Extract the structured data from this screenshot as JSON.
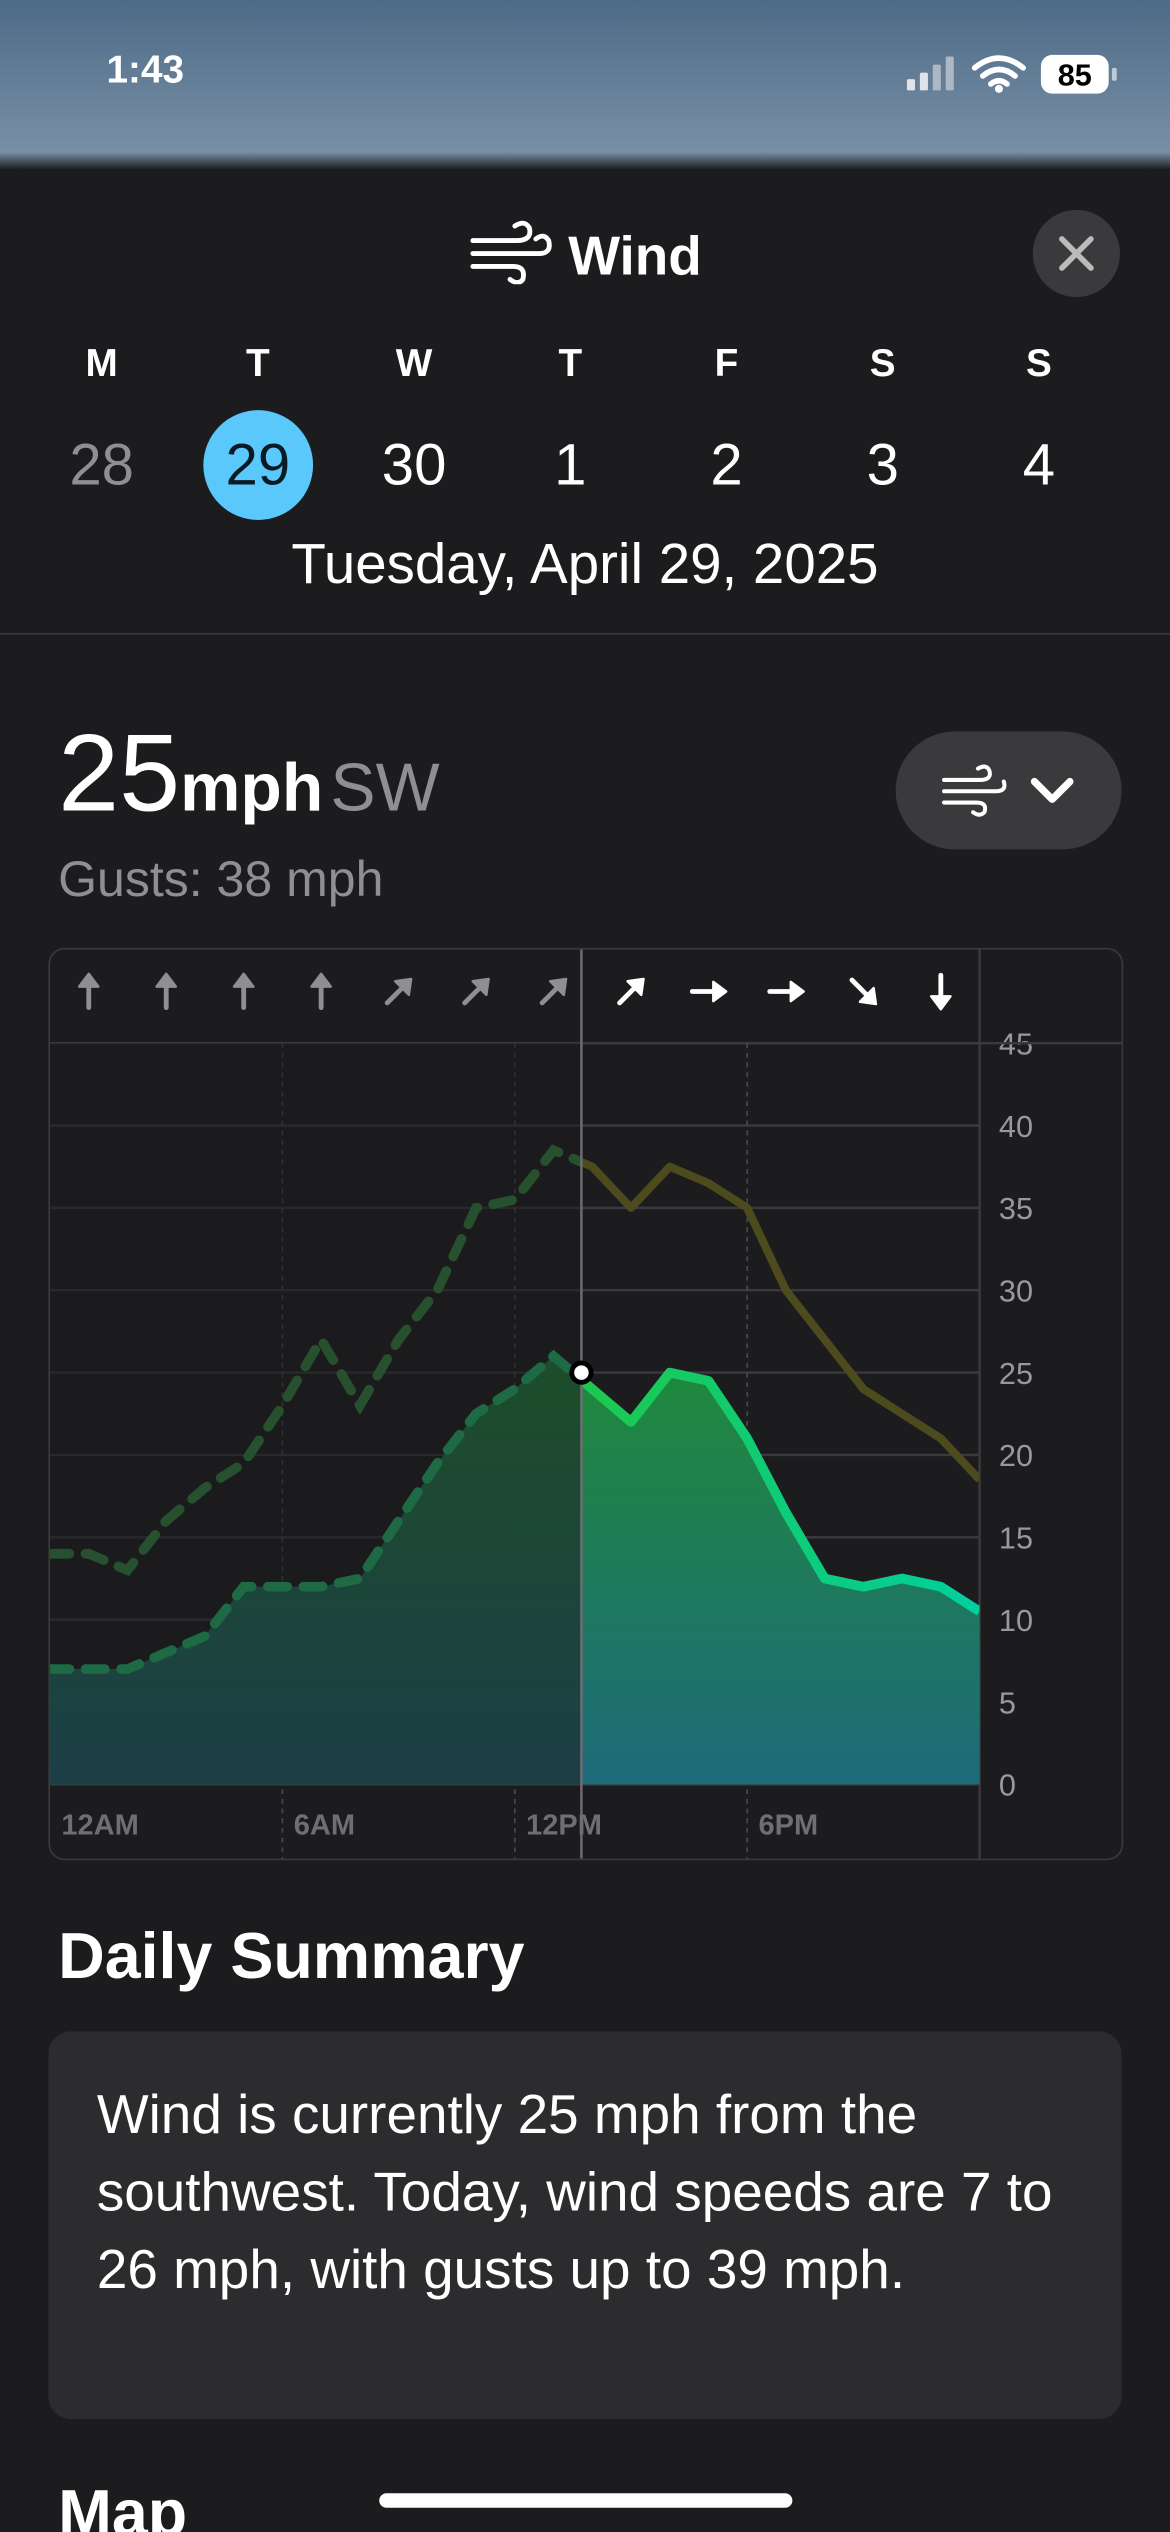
{
  "status_bar": {
    "time": "1:43",
    "battery": "85"
  },
  "header": {
    "title": "Wind"
  },
  "week": [
    {
      "day": "M",
      "date": 28
    },
    {
      "day": "T",
      "date": 29
    },
    {
      "day": "W",
      "date": 30
    },
    {
      "day": "T",
      "date": 1
    },
    {
      "day": "F",
      "date": 2
    },
    {
      "day": "S",
      "date": 3
    },
    {
      "day": "S",
      "date": 4
    }
  ],
  "selected_day": 1,
  "selected_date": "Tuesday, April 29, 2025",
  "current": {
    "speed": 25,
    "unit": "mph",
    "direction": "SW",
    "gusts": "Gusts: 38 mph"
  },
  "chart_data": {
    "type": "line",
    "x": [
      0,
      1,
      2,
      3,
      4,
      5,
      6,
      7,
      8,
      9,
      10,
      11,
      12,
      13,
      14,
      15,
      16,
      17,
      18,
      19,
      20,
      21,
      22,
      23,
      24
    ],
    "series": [
      {
        "color": "#1fc84a",
        "values": [
          7,
          7,
          7,
          8,
          9,
          12,
          12,
          12,
          12.5,
          16,
          19.5,
          22.5,
          24,
          26,
          24,
          22,
          25,
          24.5,
          21,
          16.5,
          12.5,
          12,
          12.5,
          12,
          10.5
        ]
      },
      {
        "color": "#4d4b1d",
        "values": [
          14,
          14,
          13,
          16,
          18,
          19.5,
          23,
          27,
          23,
          27,
          30,
          35,
          35.5,
          38.5,
          37.5,
          35,
          37.5,
          36.5,
          35,
          30,
          27,
          24,
          22.5,
          21,
          18.5
        ]
      }
    ],
    "directions": [
      0,
      0,
      0,
      0,
      45,
      45,
      45,
      45,
      90,
      90,
      135,
      180
    ],
    "now": 13.72,
    "xlim": [
      0,
      24
    ],
    "xticks": [
      {
        "value": 0,
        "label": "12AM"
      },
      {
        "value": 6,
        "label": "6AM"
      },
      {
        "value": 12,
        "label": "12PM"
      },
      {
        "value": 18,
        "label": "6PM"
      }
    ],
    "ylim": [
      0,
      45
    ],
    "yticks": [
      0,
      5,
      10,
      15,
      20,
      25,
      30,
      35,
      40,
      45
    ],
    "grid": true
  },
  "summary": {
    "title": "Daily Summary",
    "text": "Wind is currently 25 mph from the southwest. Today, wind speeds are 7 to 26 mph, with gusts up to 39 mph."
  },
  "next_section": "Map"
}
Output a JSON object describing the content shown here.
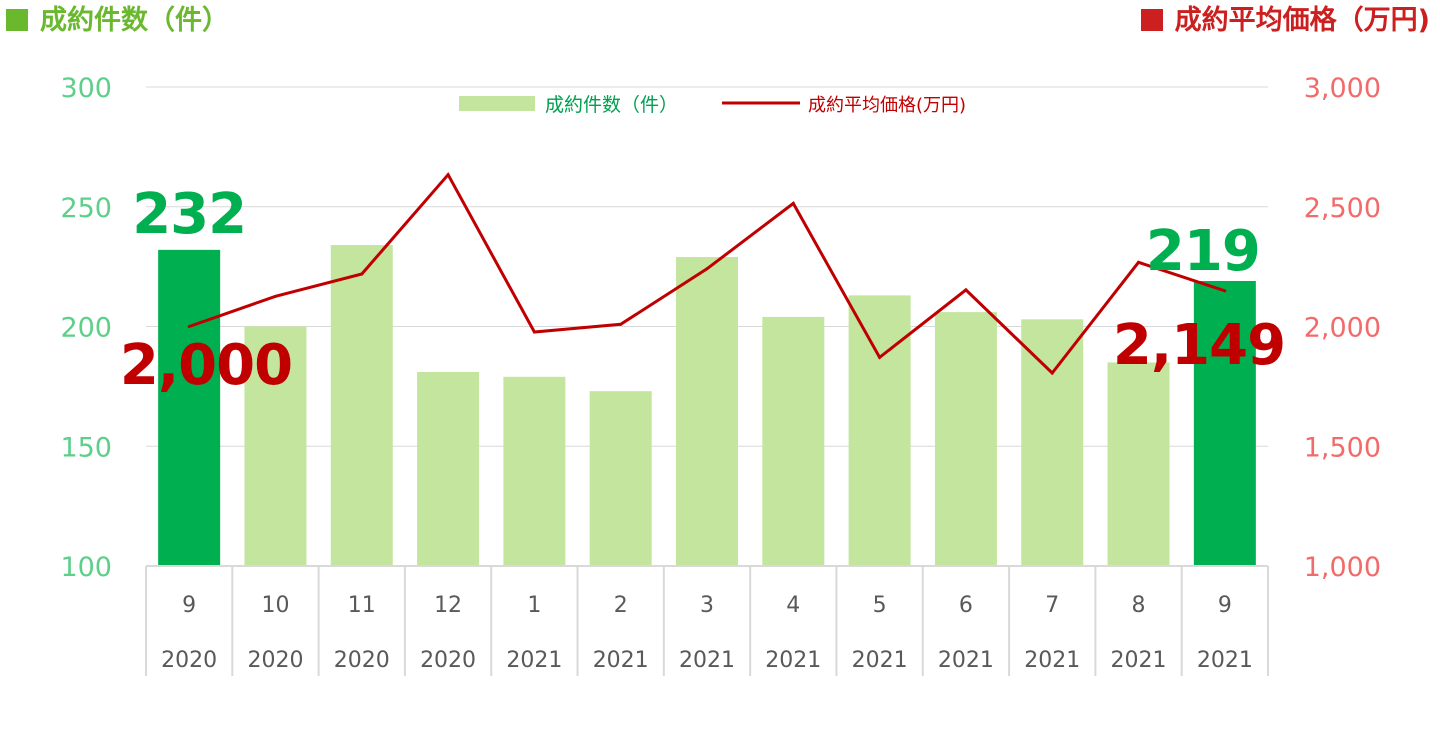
{
  "header": {
    "left_title": "成約件数（件）",
    "right_title": "成約平均価格（万円)",
    "left_color": "#6ab82e",
    "right_color": "#cc1f1f"
  },
  "chart_data": {
    "type": "bar",
    "categories": [
      [
        "9",
        "2020"
      ],
      [
        "10",
        "2020"
      ],
      [
        "11",
        "2020"
      ],
      [
        "12",
        "2020"
      ],
      [
        "1",
        "2021"
      ],
      [
        "2",
        "2021"
      ],
      [
        "3",
        "2021"
      ],
      [
        "4",
        "2021"
      ],
      [
        "5",
        "2021"
      ],
      [
        "6",
        "2021"
      ],
      [
        "7",
        "2021"
      ],
      [
        "8",
        "2021"
      ],
      [
        "9",
        "2021"
      ]
    ],
    "series": [
      {
        "name": "成約件数（件）",
        "type": "bar",
        "axis": "left",
        "values": [
          232,
          200,
          234,
          181,
          179,
          173,
          229,
          204,
          213,
          206,
          203,
          185,
          219
        ],
        "color": "#c3e59e",
        "highlight_color": "#00b050",
        "highlight_indices": [
          0,
          12
        ]
      },
      {
        "name": "成約平均価格(万円)",
        "type": "line",
        "axis": "right",
        "values": [
          2000,
          2126,
          2219,
          2634,
          1977,
          2009,
          2241,
          2514,
          1871,
          2153,
          1806,
          2268,
          2149
        ],
        "color": "#c00000"
      }
    ],
    "left_axis": {
      "ylim": [
        100,
        300
      ],
      "ticks": [
        100,
        150,
        200,
        250,
        300
      ],
      "tick_labels": [
        "100",
        "150",
        "200",
        "250",
        "300"
      ],
      "color": "#5ecf8a"
    },
    "right_axis": {
      "ylim": [
        1000,
        3000
      ],
      "ticks": [
        1000,
        1500,
        2000,
        2500,
        3000
      ],
      "tick_labels": [
        "1,000",
        "1,500",
        "2,000",
        "2,500",
        "3,000"
      ],
      "color": "#f26b6b"
    },
    "annotations": [
      {
        "text": "232",
        "series": 0,
        "index": 0,
        "color": "#00b050"
      },
      {
        "text": "219",
        "series": 0,
        "index": 12,
        "color": "#00b050"
      },
      {
        "text": "2,000",
        "series": 1,
        "index": 0,
        "color": "#c00000"
      },
      {
        "text": "2,149",
        "series": 1,
        "index": 12,
        "color": "#c00000"
      }
    ],
    "legend_position": "top-center",
    "gridlines": true
  }
}
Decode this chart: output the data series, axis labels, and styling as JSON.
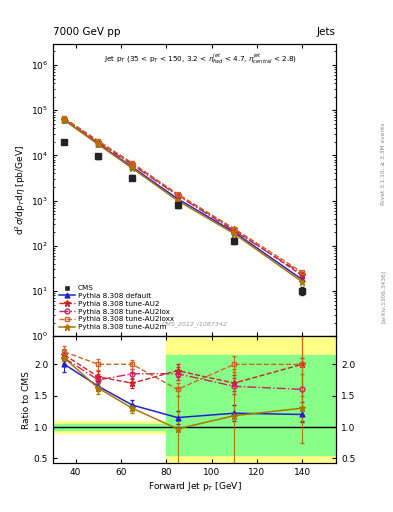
{
  "title_left": "7000 GeV pp",
  "title_right": "Jets",
  "cms_label": "CMS_2012_I1087342",
  "rivet_label": "Rivet 3.1.10, ≥ 3.3M events",
  "arxiv_label": "[arXiv:1306.3436]",
  "xlabel": "Forward Jet p$_T$ [GeV]",
  "ylabel_main": "d$^2\\sigma$/dp$_T$d$\\eta$ [pb/GeV]",
  "ylabel_ratio": "Ratio to CMS",
  "xlim": [
    30,
    155
  ],
  "ylim_main": [
    1.0,
    3000000.0
  ],
  "ylim_ratio": [
    0.42,
    2.45
  ],
  "ratio_yticks": [
    0.5,
    1.0,
    1.5,
    2.0
  ],
  "cms_x": [
    35,
    50,
    65,
    85,
    110,
    140
  ],
  "cms_y": [
    20000,
    9500,
    3200,
    800,
    130,
    10
  ],
  "cms_yerr_lo": [
    2000,
    1000,
    400,
    100,
    20,
    2
  ],
  "cms_yerr_hi": [
    2000,
    1000,
    400,
    100,
    20,
    2
  ],
  "pythia_x": [
    35,
    50,
    65,
    85,
    110,
    140
  ],
  "default_y": [
    60000,
    18000,
    5500,
    1100,
    200,
    18
  ],
  "au2_y": [
    65000,
    20000,
    6500,
    1350,
    230,
    22
  ],
  "au2lox_y": [
    63000,
    19000,
    6200,
    1300,
    215,
    24
  ],
  "au2loxx_y": [
    67000,
    21000,
    6800,
    1400,
    240,
    26
  ],
  "au2m_y": [
    61000,
    17500,
    5200,
    1000,
    185,
    16
  ],
  "ratio_default_y": [
    2.0,
    1.65,
    1.35,
    1.15,
    1.22,
    1.2
  ],
  "ratio_au2_y": [
    2.15,
    1.8,
    1.7,
    1.9,
    1.7,
    2.0
  ],
  "ratio_au2lox_y": [
    2.1,
    1.75,
    1.85,
    1.85,
    1.65,
    1.6
  ],
  "ratio_au2loxx_y": [
    2.2,
    2.0,
    2.0,
    1.6,
    2.0,
    2.0
  ],
  "ratio_au2m_y": [
    2.1,
    1.62,
    1.3,
    0.97,
    1.18,
    1.3
  ],
  "ratio_default_yerr": [
    0.12,
    0.08,
    0.08,
    0.1,
    0.13,
    0.12
  ],
  "ratio_au2_yerr": [
    0.1,
    0.09,
    0.07,
    0.1,
    0.13,
    0.6
  ],
  "ratio_au2lox_yerr": [
    0.1,
    0.09,
    0.07,
    0.1,
    0.13,
    0.5
  ],
  "ratio_au2loxx_yerr": [
    0.1,
    0.09,
    0.07,
    0.1,
    0.13,
    0.5
  ],
  "ratio_au2m_yerr": [
    0.1,
    0.09,
    0.07,
    0.65,
    0.75,
    0.55
  ],
  "color_default": "#2222cc",
  "color_au2": "#cc2222",
  "color_au2lox": "#cc2266",
  "color_au2loxx": "#cc6622",
  "color_au2m": "#aa7700",
  "color_cms": "#222222",
  "bg_yellow": "#ffff88",
  "bg_green": "#88ff88",
  "band1_xlo": 80,
  "band1_xhi": 110,
  "band2_xlo": 110,
  "band2_xhi": 155,
  "band_ylo_yellow": 0.42,
  "band_yhi_yellow": 2.45,
  "band_ylo_green": 0.55,
  "band_yhi_green": 2.15,
  "lband_xlo": 30,
  "lband_xhi": 80,
  "lband_ylo_yellow": 0.9,
  "lband_yhi_yellow": 1.1,
  "lband_ylo_green": 0.95,
  "lband_yhi_green": 1.05
}
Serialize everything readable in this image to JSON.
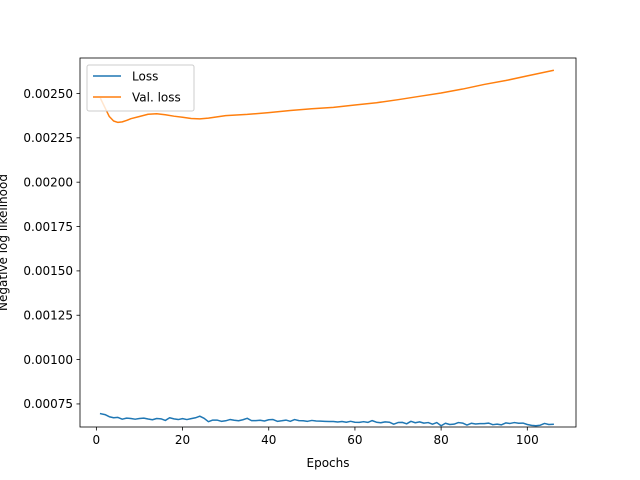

◆ Short task
Give only the number of lines in the material above where the string "text" appears.

◆ Reply
5